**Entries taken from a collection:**
- - - -

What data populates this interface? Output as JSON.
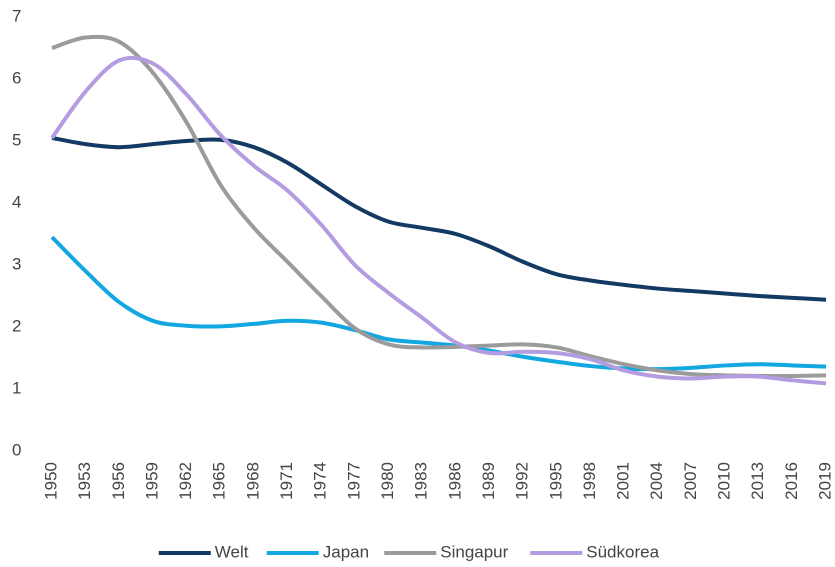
{
  "chart_data": {
    "type": "line",
    "x": [
      1950,
      1953,
      1956,
      1959,
      1962,
      1965,
      1968,
      1971,
      1974,
      1977,
      1980,
      1983,
      1986,
      1989,
      1992,
      1995,
      1998,
      2001,
      2004,
      2007,
      2010,
      2013,
      2016,
      2019
    ],
    "xlim": [
      1950,
      2019
    ],
    "xticks": [
      1950,
      1953,
      1956,
      1959,
      1962,
      1965,
      1968,
      1971,
      1974,
      1977,
      1980,
      1983,
      1986,
      1989,
      1992,
      1995,
      1998,
      2001,
      2004,
      2007,
      2010,
      2013,
      2016,
      2019
    ],
    "ylim": [
      0,
      7
    ],
    "yticks": [
      0,
      1,
      2,
      3,
      4,
      5,
      6,
      7
    ],
    "grid": false,
    "legend": "bottom",
    "series": [
      {
        "name": "Welt",
        "color": "#133a62",
        "values": [
          5.05,
          4.95,
          4.9,
          4.95,
          5.0,
          5.02,
          4.9,
          4.65,
          4.3,
          3.95,
          3.7,
          3.6,
          3.5,
          3.3,
          3.05,
          2.85,
          2.75,
          2.68,
          2.62,
          2.58,
          2.54,
          2.5,
          2.47,
          2.44
        ]
      },
      {
        "name": "Japan",
        "color": "#12a7e0",
        "values": [
          3.45,
          2.9,
          2.4,
          2.1,
          2.02,
          2.01,
          2.05,
          2.1,
          2.07,
          1.95,
          1.8,
          1.75,
          1.7,
          1.62,
          1.52,
          1.44,
          1.37,
          1.33,
          1.32,
          1.34,
          1.38,
          1.4,
          1.38,
          1.36
        ]
      },
      {
        "name": "Singapur",
        "color": "#9b9b9b",
        "values": [
          6.5,
          6.67,
          6.6,
          6.1,
          5.3,
          4.3,
          3.6,
          3.05,
          2.5,
          1.98,
          1.72,
          1.67,
          1.68,
          1.7,
          1.72,
          1.67,
          1.53,
          1.4,
          1.3,
          1.24,
          1.22,
          1.21,
          1.21,
          1.22
        ]
      },
      {
        "name": "Südkorea",
        "color": "#b49ce0",
        "values": [
          5.05,
          5.8,
          6.3,
          6.25,
          5.75,
          5.1,
          4.6,
          4.2,
          3.65,
          3.0,
          2.55,
          2.15,
          1.75,
          1.58,
          1.6,
          1.58,
          1.48,
          1.3,
          1.2,
          1.17,
          1.2,
          1.2,
          1.14,
          1.09
        ]
      }
    ]
  }
}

- - - -

**STATED TASK:** Within the material above, find the lines that contain the word "name"; copy them.

**RESULT FOR THIS EXERCISE:**
        "name": "Welt",
        "name": "Japan",
        "name": "Singapur",
        "name": "Südkorea",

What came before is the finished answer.